ЗАДАНИЯ ДЛЯ ВЫПОЛНЕНИЯ:
1. Повторите слово в слово кусок из отрывка о Реформации, который начинается со слов «Реформация – незасчитанная» и заканчивается словами «принимать в расчет.».
2. Ответьте по отрывку о Реформации на вопросы:
(а) Против кого или чего восстала протестантская революция?
(б) Чьи слова «задушить гадину» приводятся в отрывке?
(в) В какой стране, согласно отрывку, слом «казенной церкви» тоже произошёл в ходе революции?

ОТРЫВОК:
=-=-=-=-=
Реформация – незасчитанная революция. Прежде, чем была упразднена власть феодалов, должна была быть сметена власть духовенства. Протестантская революция и оказалась восстанием более прогрессивной части бюргерского и землевладельческого класса против феодальной церкви и ее идеологии. Там, где это не сделала Реформация, это впоследствии было осуществлено буржуазными революциями. Достаточно только вспомнить Великую Французскую революцию и попытку окончательно упразднить институт церкви, «задушить гадину», как писал Вольтер. В России этот слом «казенной церкви» также был осуществлён в ходе революции. Почему-то о разрушенных церквях и убитых священниках принято плакать только в безбожной по вине большевиков России. Что же совершалось в других странах по отношению к церквям и духовенству на протяжении трех веков раннего Нового времени принято не принимать в расчет.
=-=-=-=-=
СОСТАВ ДАННЫХ:
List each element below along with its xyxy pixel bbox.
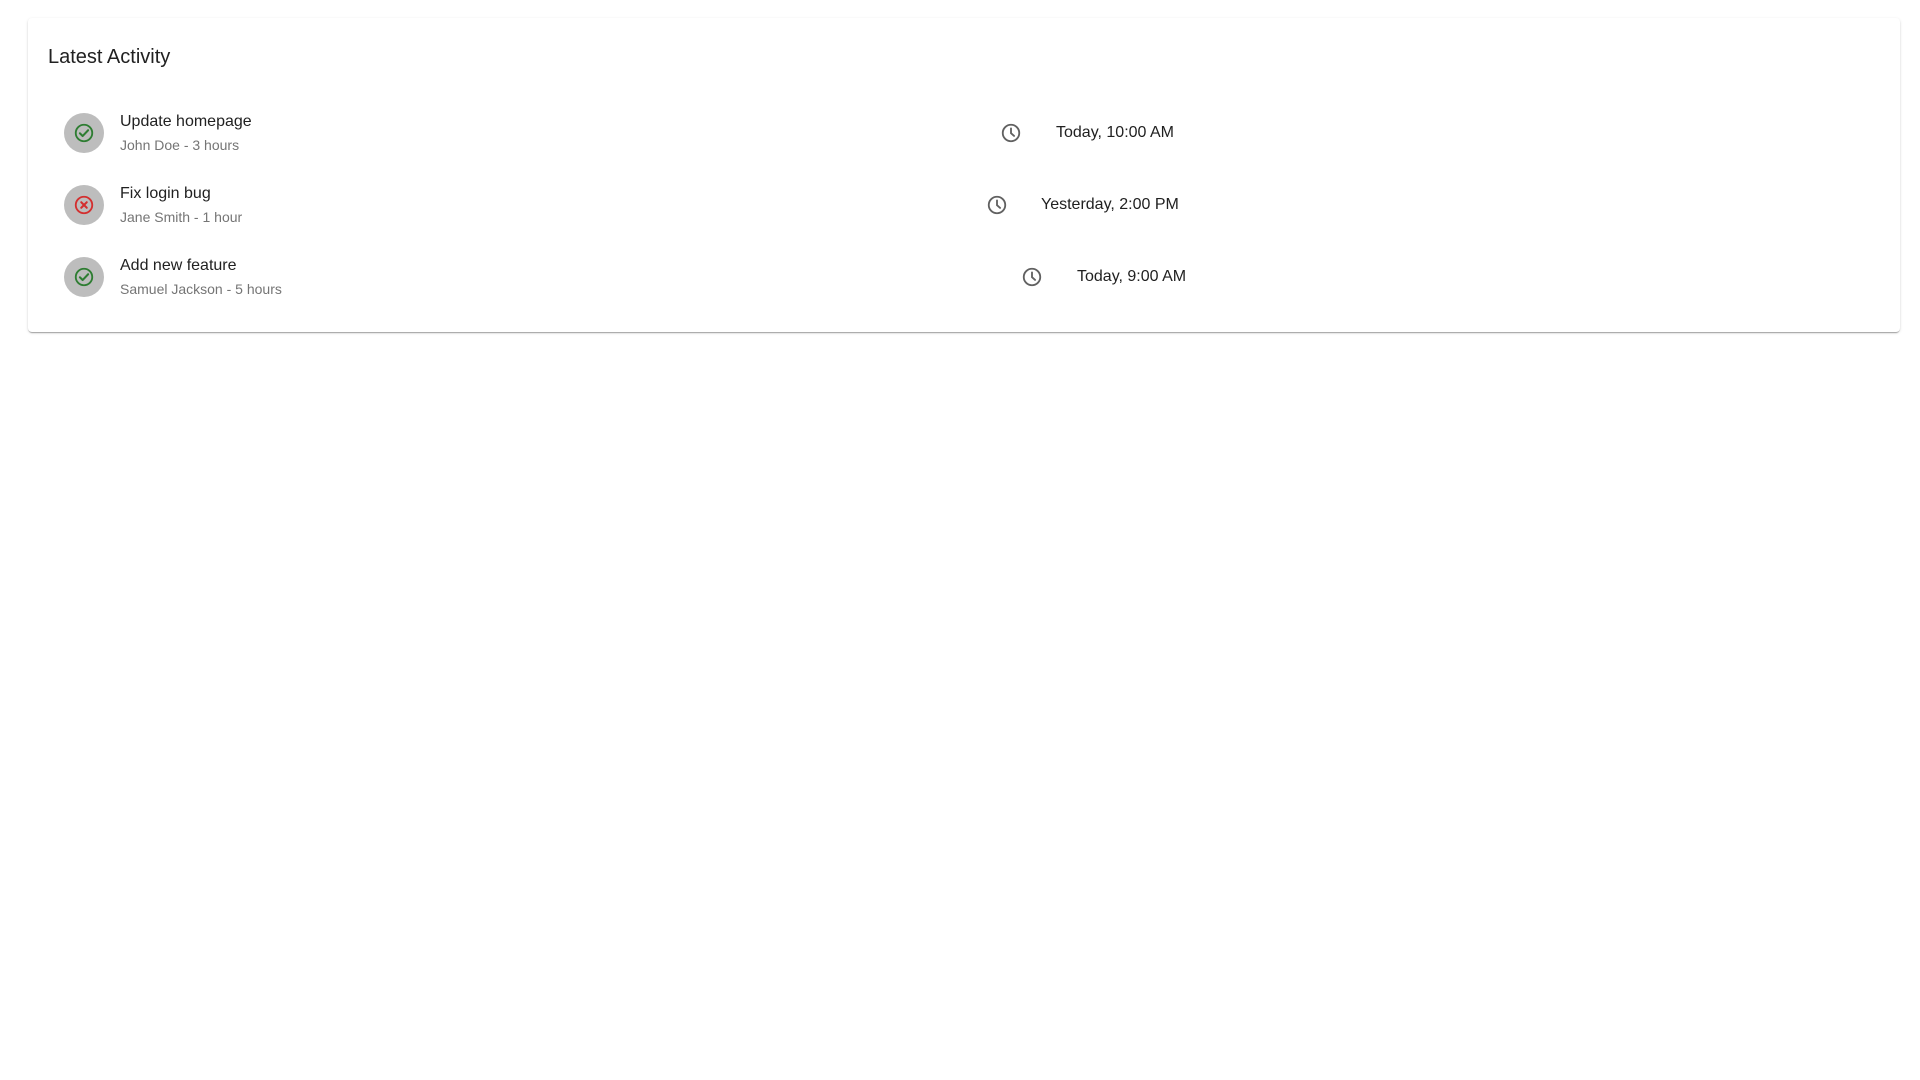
=-=-=-=-=
РЕЗУЛЬТАТЫ ВЫПОЛНЕНИЯ:
1.
Реформация – незасчитанная революция. Прежде, чем была упразднена власть феодалов, должна была быть сметена власть духовенства. Протестантская революция и оказалась восстанием более прогрессивной части бюргерского и землевладельческого класса против феодальной церкви и ее идеологии. Там, где это не сделала Реформация, это впоследствии было осуществлено буржуазными революциями. Достаточно только вспомнить Великую Французскую революцию и попытку окончательно упразднить институт церкви, «задушить гадину», как писал Вольтер. В России этот слом «казенной церкви» также был осуществлён в ходе революции. Почему-то о разрушенных церквях и убитых священниках принято плакать только в безбожной по вине большевиков России. Что же совершалось в других странах по отношению к церквям и духовенству на протяжении трех веков раннего Нового времени принято не принимать в расчет.

2.
(а) Против феодальной церкви и её идеологии.
(б) Вольтера.
(в) В России.